Editorial Don’t worry about gold – it’s real money

Much is being heard these days about the woes resulting from the massive debts that have been built up by the devloping South American countries, especially Brazil, Argentine and Peru. Even the interest on these has become virtually unpayable, putting extreme pressure and embarrassment on the North American banking system. Indeed the banks are now admitting the box they are in, and have commenced the painful process of writing off billions and billions of uncollectable dollars.

Brazil would go even further. After stating that it can no longer pay the interest on its debts, its finance minister now holds out a teaser, hinting that it might pay half of the $4.3 billion interest it owes for this year if only the banks will come up with more loans. (He’s looking for $6 billion more, just to finance this year’s interest on loans he now owes). This is t he kind of paper-castle financing that’s going on all over the world today — including right here at home. For we, too, have been building up whopping federal indebtedness at a scary rate. But not to worry, we are told, for the interest payments on this, while crippling, are largely payable right here at home. But this is getting pretty hard to swallow. For even more ominous is the rapid buildup of our foreign debts — the very villain now plaguing our South American counterparts.

By year end Canada’s foreign debts will be nudging the $200 billion mark, neck and neck with its internal debt. And there is the same worrisome situation in the United States. Together, we owe about a trillion dollars to foreign interests.

▸ **REQUIREMENT A**:
Condense the editorial's paragraph beginning "By year end Canada's foreign debts" into one or two shorter sentences, keeping its main facts.

▸ **STORED DATA**:

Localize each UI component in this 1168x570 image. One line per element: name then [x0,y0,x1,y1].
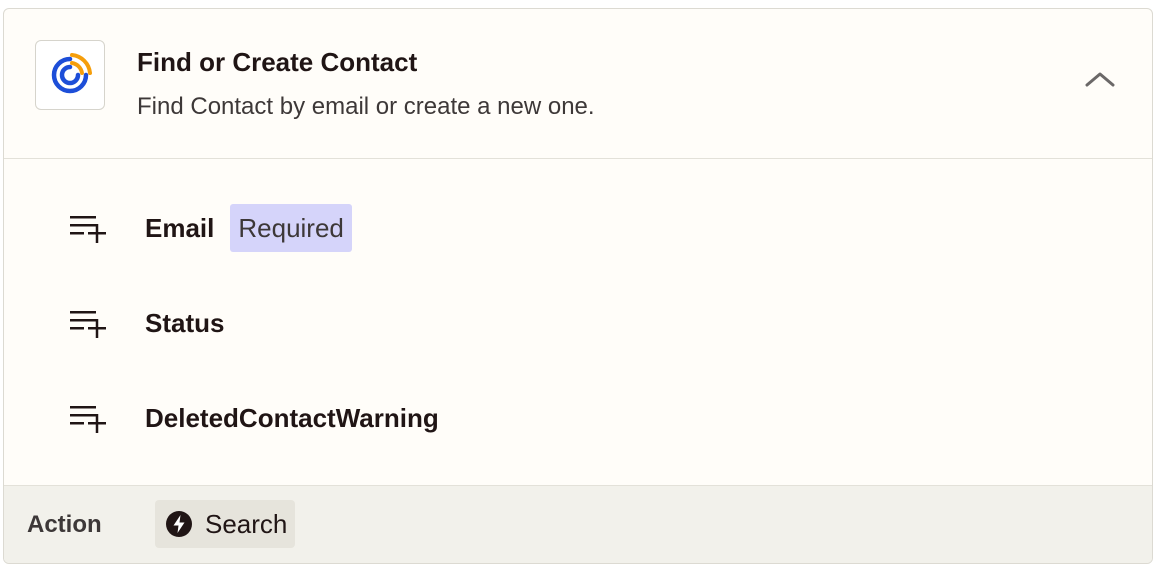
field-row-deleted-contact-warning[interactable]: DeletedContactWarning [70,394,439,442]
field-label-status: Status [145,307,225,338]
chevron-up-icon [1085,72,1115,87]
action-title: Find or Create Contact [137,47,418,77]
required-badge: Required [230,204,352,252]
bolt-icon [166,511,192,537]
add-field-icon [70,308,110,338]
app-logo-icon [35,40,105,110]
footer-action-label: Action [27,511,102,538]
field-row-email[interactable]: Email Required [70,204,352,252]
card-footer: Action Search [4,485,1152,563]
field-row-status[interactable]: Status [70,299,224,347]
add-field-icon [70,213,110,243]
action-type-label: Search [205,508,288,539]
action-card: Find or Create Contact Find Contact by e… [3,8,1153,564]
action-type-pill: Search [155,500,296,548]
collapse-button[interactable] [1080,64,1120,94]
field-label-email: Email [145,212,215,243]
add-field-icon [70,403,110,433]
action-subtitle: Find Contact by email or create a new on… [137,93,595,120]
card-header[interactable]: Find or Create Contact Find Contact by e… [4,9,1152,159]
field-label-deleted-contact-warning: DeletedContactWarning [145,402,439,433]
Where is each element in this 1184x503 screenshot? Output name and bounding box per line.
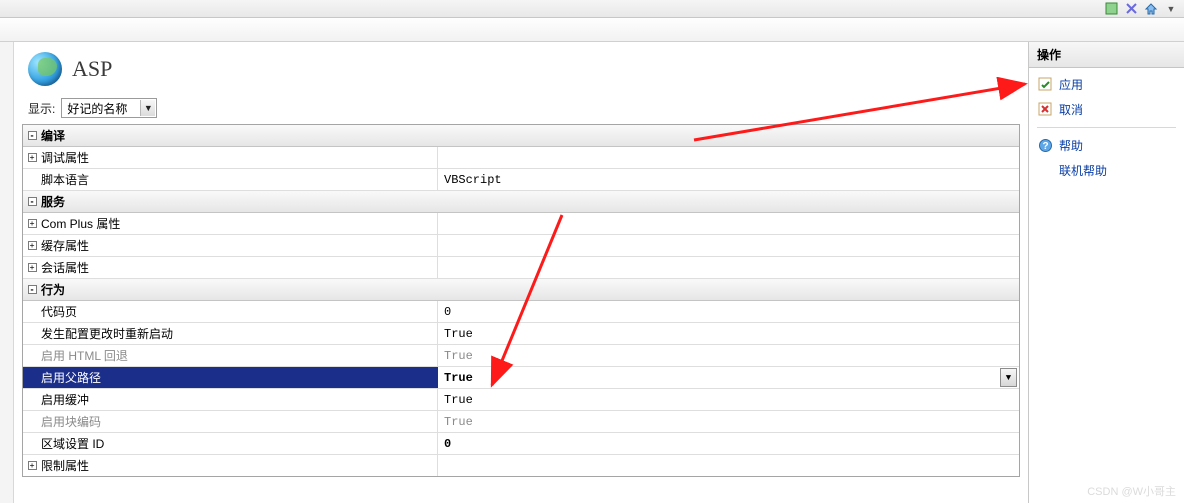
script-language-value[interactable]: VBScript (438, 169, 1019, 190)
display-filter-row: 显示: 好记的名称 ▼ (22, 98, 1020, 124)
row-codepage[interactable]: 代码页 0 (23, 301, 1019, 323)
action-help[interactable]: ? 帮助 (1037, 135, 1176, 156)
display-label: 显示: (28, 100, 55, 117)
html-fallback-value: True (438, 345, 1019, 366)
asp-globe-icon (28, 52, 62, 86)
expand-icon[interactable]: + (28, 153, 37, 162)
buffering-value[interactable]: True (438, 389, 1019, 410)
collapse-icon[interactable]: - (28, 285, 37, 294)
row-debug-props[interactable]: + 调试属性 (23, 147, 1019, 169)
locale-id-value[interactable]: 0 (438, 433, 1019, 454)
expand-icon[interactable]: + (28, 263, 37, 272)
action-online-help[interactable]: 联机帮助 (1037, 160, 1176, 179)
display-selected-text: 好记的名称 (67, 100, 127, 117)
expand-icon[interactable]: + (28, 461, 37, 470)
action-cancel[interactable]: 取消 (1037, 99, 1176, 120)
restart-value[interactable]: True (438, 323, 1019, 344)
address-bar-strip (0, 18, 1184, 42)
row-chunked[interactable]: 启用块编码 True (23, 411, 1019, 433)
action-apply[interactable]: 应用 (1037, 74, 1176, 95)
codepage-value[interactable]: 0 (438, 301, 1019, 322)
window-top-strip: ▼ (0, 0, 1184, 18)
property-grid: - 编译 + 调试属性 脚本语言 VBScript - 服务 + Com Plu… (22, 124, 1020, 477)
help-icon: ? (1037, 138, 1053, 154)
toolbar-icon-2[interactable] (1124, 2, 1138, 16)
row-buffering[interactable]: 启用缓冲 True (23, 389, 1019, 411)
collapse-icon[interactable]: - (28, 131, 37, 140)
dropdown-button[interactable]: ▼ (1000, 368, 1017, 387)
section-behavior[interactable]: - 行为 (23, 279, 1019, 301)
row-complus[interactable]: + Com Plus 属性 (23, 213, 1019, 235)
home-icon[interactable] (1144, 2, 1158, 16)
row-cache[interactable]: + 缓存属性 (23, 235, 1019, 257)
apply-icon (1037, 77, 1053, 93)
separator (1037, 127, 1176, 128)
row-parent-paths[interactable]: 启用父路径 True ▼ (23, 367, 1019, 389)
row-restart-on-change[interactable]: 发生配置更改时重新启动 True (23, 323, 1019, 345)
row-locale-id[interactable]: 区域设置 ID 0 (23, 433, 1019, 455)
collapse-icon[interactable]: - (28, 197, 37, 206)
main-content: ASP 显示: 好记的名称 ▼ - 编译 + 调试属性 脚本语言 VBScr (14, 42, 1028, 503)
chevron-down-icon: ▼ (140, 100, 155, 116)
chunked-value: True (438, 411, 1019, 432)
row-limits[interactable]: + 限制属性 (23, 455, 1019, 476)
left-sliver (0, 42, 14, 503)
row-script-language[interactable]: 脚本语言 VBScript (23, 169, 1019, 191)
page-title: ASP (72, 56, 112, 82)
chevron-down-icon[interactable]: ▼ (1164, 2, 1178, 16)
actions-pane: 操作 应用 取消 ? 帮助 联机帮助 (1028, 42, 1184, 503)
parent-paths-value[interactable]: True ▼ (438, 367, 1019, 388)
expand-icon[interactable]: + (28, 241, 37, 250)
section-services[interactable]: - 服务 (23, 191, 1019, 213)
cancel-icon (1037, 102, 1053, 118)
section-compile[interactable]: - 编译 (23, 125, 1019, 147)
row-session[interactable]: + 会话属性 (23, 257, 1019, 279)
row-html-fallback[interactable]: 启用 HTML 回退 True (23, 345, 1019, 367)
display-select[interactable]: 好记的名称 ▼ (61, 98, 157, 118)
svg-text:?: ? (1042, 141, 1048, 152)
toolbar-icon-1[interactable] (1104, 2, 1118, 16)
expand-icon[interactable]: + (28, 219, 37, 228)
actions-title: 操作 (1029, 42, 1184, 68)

--

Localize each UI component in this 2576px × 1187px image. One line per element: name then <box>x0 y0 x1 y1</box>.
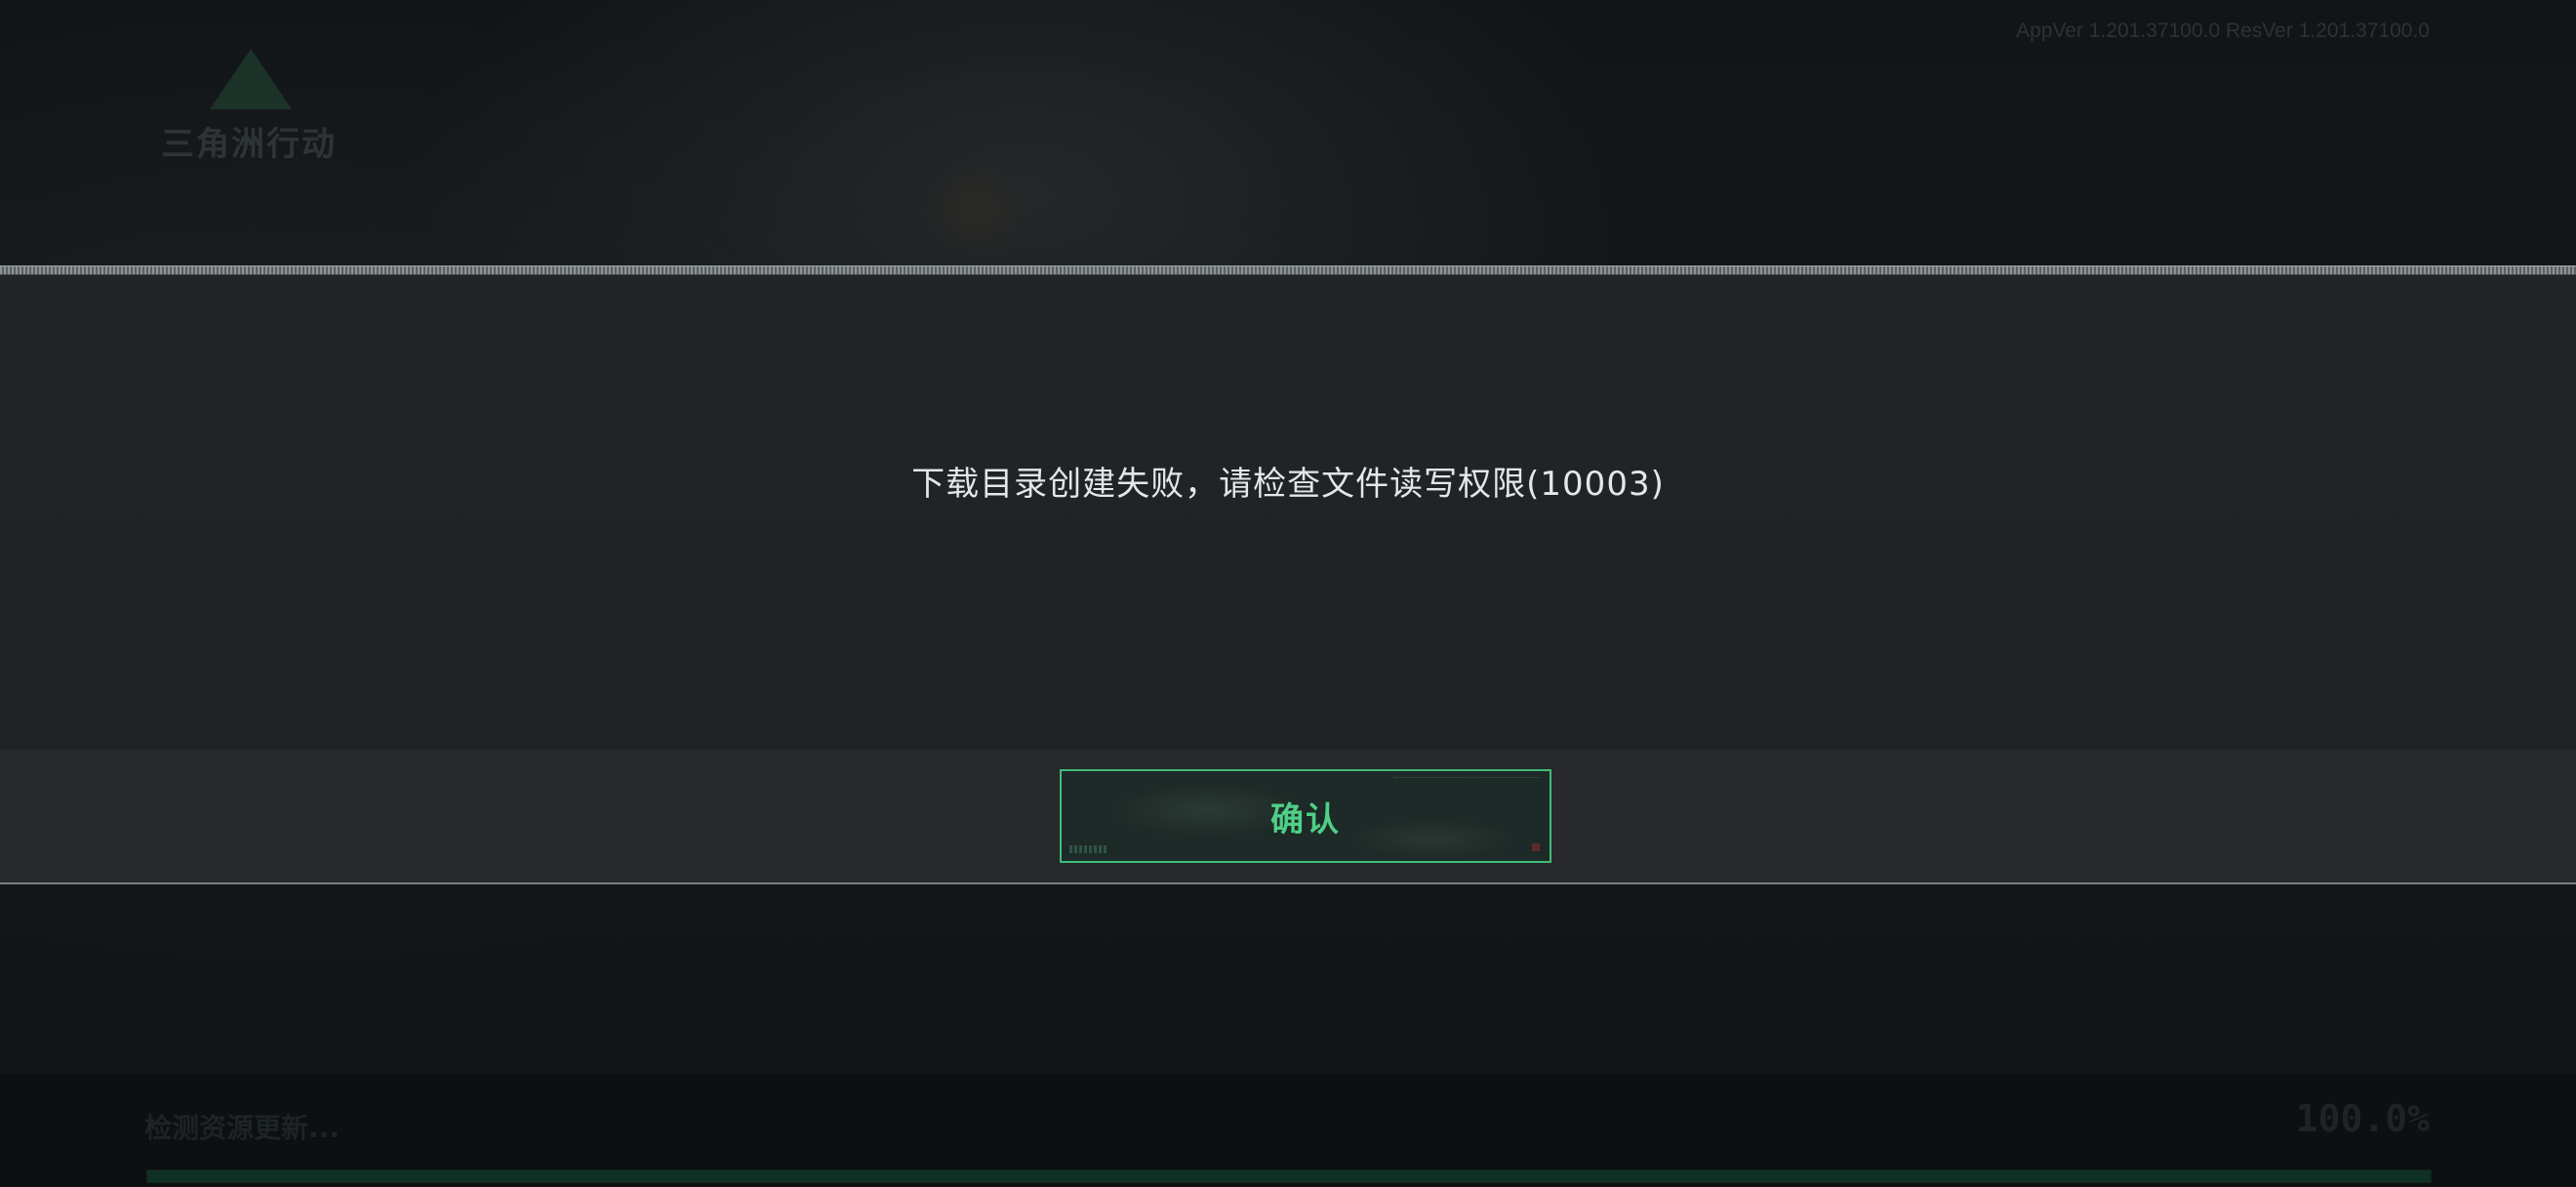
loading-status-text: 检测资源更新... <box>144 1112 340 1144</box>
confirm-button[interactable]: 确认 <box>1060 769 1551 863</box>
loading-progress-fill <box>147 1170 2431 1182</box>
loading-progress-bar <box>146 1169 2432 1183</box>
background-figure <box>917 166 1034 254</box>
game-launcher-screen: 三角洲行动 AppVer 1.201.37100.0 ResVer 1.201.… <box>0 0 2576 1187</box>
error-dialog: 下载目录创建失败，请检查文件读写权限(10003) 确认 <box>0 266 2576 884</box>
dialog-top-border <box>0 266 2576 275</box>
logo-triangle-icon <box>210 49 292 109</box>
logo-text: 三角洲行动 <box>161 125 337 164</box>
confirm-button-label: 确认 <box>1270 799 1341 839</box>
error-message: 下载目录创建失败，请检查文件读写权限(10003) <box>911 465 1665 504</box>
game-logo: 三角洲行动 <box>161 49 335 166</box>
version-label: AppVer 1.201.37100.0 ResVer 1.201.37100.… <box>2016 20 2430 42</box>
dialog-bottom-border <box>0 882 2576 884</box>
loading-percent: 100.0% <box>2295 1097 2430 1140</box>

* * *

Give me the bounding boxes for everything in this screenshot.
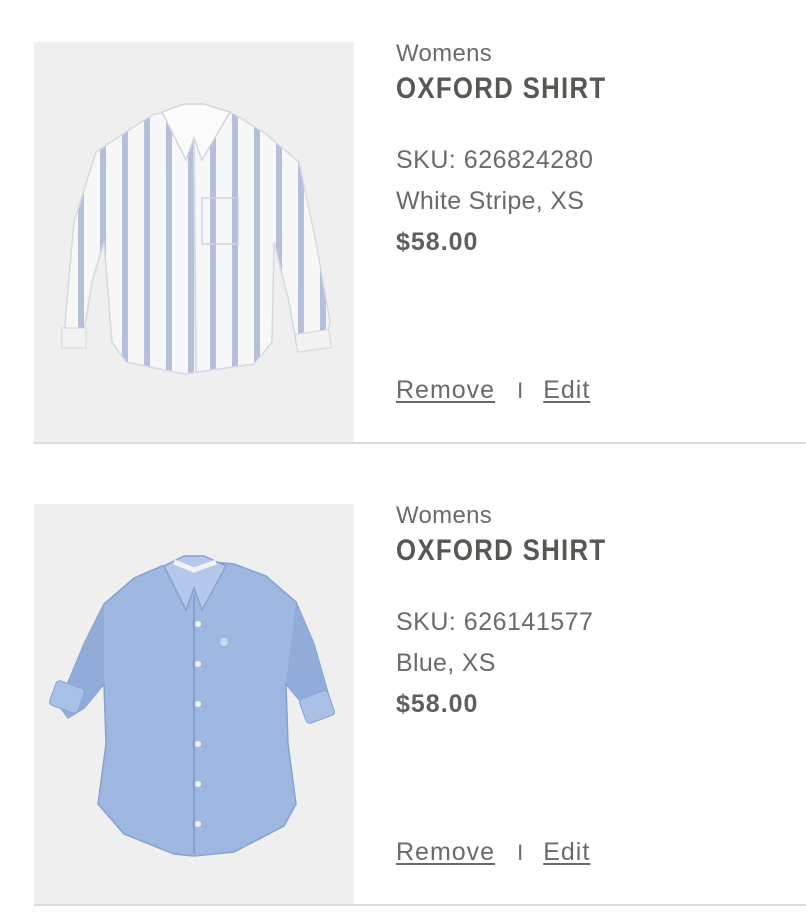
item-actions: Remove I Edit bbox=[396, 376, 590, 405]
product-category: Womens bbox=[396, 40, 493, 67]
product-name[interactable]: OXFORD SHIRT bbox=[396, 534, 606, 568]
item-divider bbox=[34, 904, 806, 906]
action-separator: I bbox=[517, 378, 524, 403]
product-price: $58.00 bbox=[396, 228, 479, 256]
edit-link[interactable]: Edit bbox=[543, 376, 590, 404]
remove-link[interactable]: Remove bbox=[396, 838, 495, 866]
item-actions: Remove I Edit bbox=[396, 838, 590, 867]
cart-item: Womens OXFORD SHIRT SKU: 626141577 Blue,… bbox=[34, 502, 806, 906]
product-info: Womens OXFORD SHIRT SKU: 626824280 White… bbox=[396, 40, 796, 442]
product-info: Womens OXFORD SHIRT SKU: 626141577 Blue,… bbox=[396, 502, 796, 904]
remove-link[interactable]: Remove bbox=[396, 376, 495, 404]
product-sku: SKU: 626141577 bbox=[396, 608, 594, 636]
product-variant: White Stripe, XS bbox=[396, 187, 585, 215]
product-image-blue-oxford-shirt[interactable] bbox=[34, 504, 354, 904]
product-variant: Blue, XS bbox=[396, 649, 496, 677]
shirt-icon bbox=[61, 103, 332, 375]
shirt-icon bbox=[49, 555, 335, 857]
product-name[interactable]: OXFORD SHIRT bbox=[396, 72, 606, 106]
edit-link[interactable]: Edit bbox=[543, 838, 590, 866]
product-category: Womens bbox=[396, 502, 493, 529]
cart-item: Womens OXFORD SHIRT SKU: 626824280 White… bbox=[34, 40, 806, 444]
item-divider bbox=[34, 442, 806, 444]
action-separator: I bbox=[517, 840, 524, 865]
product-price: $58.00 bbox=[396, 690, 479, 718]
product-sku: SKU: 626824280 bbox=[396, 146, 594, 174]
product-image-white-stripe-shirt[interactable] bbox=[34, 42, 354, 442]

▸ **REQUIREMENT B**:
Please reproduce the rows starting at the line that contains "Localize each UI component in this 1168x570" and ending at the line that contains "Where is each", substituting "plus-icon" for "add-field-icon" and changing nothing else. Omit the pictures.

▸ **FULL RESPONSE A**:
By year end, Canada's foreign debt will near $200 billion, roughly equal to its internal debt. The United States has the same problem, and together the two owe about a trillion dollars to foreign interests.

▸ **FULL RESPONSE B**:
Localize each UI component in this 1168x570 image. One line per element: name then [x0,y0,x1,y1].
field-row-deleted-contact-warning[interactable]: DeletedContactWarning [70,394,439,442]
field-label-status: Status [145,307,225,338]
chevron-up-icon [1085,72,1115,87]
action-title: Find or Create Contact [137,47,418,77]
required-badge: Required [230,204,352,252]
bolt-icon [166,511,192,537]
plus-icon [70,308,110,338]
app-logo-icon [35,40,105,110]
footer-action-label: Action [27,511,102,538]
field-row-email[interactable]: Email Required [70,204,352,252]
card-footer: Action Search [4,485,1152,563]
field-row-status[interactable]: Status [70,299,224,347]
plus-icon [70,213,110,243]
action-type-label: Search [205,508,288,539]
action-card: Find or Create Contact Find Contact by e… [3,8,1153,564]
action-type-pill: Search [155,500,296,548]
collapse-button[interactable] [1080,64,1120,94]
field-label-email: Email [145,212,215,243]
plus-icon [70,403,110,433]
action-subtitle: Find Contact by email or create a new on… [137,93,595,120]
card-header[interactable]: Find or Create Contact Find Contact by e… [4,9,1152,159]
field-label-deleted-contact-warning: DeletedContactWarning [145,402,439,433]
Where is each element in this 1184x503 screenshot? Output name and bounding box per line.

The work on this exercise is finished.